→ **Request**: Reproduce all entries word for word.
───── Given information
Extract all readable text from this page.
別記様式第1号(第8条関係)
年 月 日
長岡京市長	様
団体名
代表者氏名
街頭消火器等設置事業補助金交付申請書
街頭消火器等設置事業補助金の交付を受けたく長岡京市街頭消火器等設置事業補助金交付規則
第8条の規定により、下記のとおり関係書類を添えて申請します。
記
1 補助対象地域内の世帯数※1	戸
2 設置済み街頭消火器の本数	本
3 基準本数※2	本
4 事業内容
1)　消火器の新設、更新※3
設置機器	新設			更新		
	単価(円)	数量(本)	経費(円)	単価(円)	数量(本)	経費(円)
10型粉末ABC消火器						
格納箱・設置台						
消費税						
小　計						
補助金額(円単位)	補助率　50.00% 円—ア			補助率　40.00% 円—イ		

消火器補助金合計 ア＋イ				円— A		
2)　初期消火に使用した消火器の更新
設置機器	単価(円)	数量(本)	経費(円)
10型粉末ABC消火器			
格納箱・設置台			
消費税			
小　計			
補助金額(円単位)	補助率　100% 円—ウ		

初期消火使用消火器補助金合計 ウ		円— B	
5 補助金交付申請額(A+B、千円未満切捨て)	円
──────────
→ **Correct answer**:
Extract all readable text from this page.
別記様式第1号(第8条関係)
年 月 日
長岡京市長	様
団体名
代表者氏名
街頭消火器等設置事業補助金交付申請書
街頭消火器等設置事業補助金の交付を受けたく長岡京市街頭消火器等設置事業補助金交付規則
第8条の規定により、下記のとおり関係書類を添えて申請します。
記
1 補助対象地域内の世帯数※1	戸
2 設置済み街頭消火器の本数	本
3 基準本数※2	本
4 事業内容
1)　消火器の新設、更新※3
設置機器	新設			更新		
	単価(円)	数量(本)	経費(円)	単価(円)	数量(本)	経費(円)
10型粉末ABC消火器						
格納箱・設置台						
消費税						
小　計						
補助金額(円単位)	補助率　50.00% 円—ア			補助率　40.00% 円—イ		

消火器補助金合計 ア＋イ				円— A		
2)　初期消火に使用した消火器の更新
設置機器	単価(円)	数量(本)	経費(円)
10型粉末ABC消火器			
格納箱・設置台			
消費税			
小　計			
補助金額(円単位)	補助率　100% 円—ウ		

初期消火使用消火器補助金合計 ウ		円— B	
5 補助金交付申請額(A+B、千円未満切捨て)	円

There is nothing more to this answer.